TASK DIRECTIONS – Which lines contain the word "容易清洁"? Return each of them as written.

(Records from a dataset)
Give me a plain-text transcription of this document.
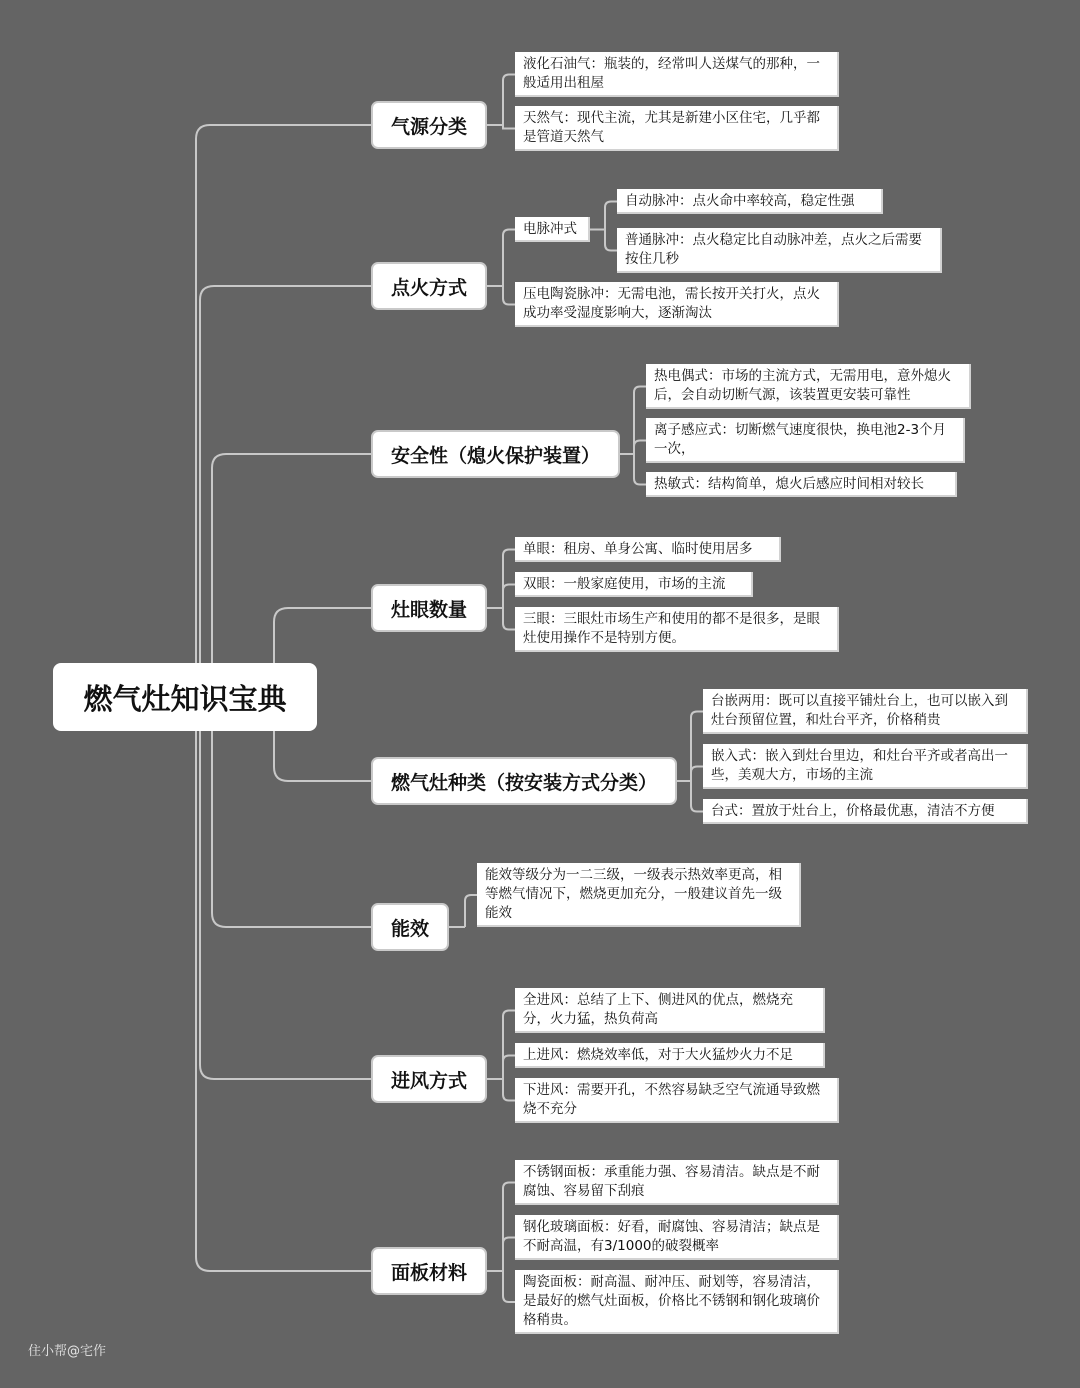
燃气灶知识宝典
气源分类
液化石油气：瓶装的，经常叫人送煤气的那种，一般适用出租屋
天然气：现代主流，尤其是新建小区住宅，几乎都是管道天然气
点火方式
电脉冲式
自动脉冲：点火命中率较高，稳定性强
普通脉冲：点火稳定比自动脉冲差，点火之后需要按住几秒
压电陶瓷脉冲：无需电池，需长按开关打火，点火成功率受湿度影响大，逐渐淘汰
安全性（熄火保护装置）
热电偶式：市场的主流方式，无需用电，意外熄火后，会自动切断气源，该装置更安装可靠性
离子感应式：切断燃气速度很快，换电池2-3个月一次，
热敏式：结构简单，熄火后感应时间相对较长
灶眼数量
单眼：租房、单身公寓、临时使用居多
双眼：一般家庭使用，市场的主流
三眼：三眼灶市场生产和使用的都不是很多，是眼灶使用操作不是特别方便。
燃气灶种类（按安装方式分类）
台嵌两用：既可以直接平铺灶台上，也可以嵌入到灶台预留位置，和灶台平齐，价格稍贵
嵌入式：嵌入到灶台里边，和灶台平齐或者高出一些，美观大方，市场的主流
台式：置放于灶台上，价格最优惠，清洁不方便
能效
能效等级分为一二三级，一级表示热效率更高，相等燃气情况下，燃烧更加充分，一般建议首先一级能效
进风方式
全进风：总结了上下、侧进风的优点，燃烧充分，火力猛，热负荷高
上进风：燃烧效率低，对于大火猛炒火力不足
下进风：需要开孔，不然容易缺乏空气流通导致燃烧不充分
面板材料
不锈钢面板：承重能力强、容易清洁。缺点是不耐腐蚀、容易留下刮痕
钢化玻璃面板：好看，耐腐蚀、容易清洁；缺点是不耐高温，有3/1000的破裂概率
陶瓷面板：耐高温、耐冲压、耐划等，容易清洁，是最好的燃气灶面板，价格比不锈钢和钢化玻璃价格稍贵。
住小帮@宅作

--

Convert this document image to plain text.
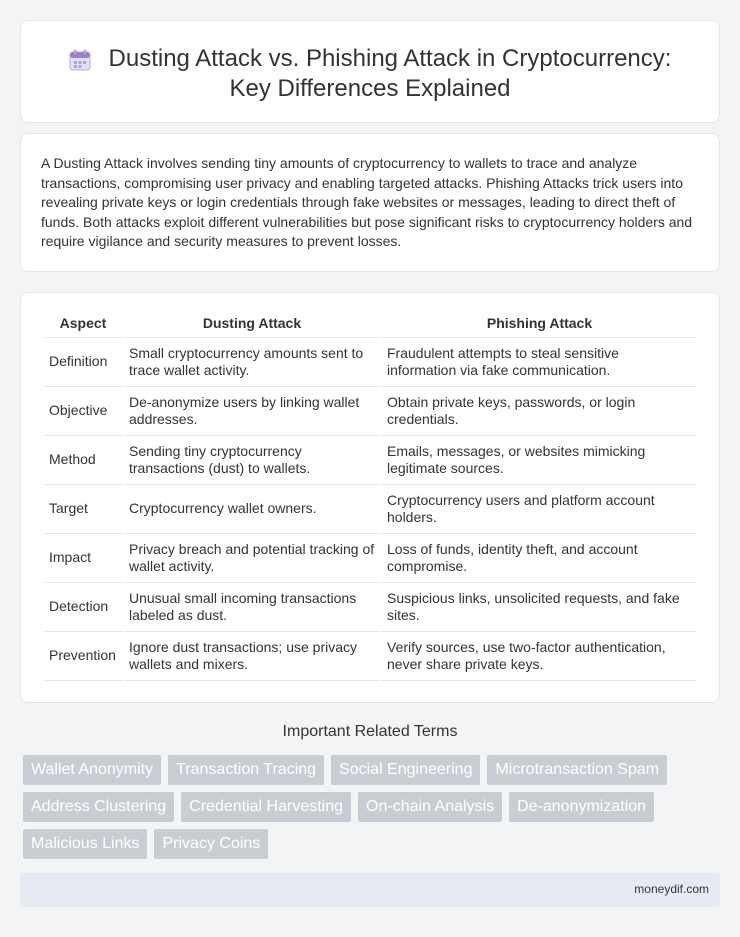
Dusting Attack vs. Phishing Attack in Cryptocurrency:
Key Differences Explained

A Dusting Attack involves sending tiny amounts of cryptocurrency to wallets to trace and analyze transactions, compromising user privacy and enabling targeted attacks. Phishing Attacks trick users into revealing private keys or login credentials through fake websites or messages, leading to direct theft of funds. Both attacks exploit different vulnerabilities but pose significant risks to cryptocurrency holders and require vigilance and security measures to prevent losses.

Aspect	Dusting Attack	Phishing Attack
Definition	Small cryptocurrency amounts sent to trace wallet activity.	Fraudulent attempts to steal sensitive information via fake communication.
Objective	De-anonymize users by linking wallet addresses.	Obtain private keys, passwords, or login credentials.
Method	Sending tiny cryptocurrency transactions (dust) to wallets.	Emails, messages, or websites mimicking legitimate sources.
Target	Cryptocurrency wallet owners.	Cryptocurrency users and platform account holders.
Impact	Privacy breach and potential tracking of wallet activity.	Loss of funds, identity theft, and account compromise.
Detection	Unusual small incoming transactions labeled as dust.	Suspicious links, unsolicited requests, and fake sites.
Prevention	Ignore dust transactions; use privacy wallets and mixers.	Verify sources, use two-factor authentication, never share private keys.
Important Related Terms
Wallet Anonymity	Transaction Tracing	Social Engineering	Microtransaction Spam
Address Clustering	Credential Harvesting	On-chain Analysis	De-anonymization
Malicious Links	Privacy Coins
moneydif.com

RESULT FOR THIS EXERCISE –
不锈钢面板：承重能力强、容易清洁。缺点是不耐腐蚀、容易留下刮痕
钢化玻璃面板：好看，耐腐蚀、容易清洁；缺点是不耐高温，有3/1000的破裂概率
陶瓷面板：耐高温、耐冲压、耐划等，容易清洁，是最好的燃气灶面板，价格比不锈钢和钢化玻璃价格稍贵。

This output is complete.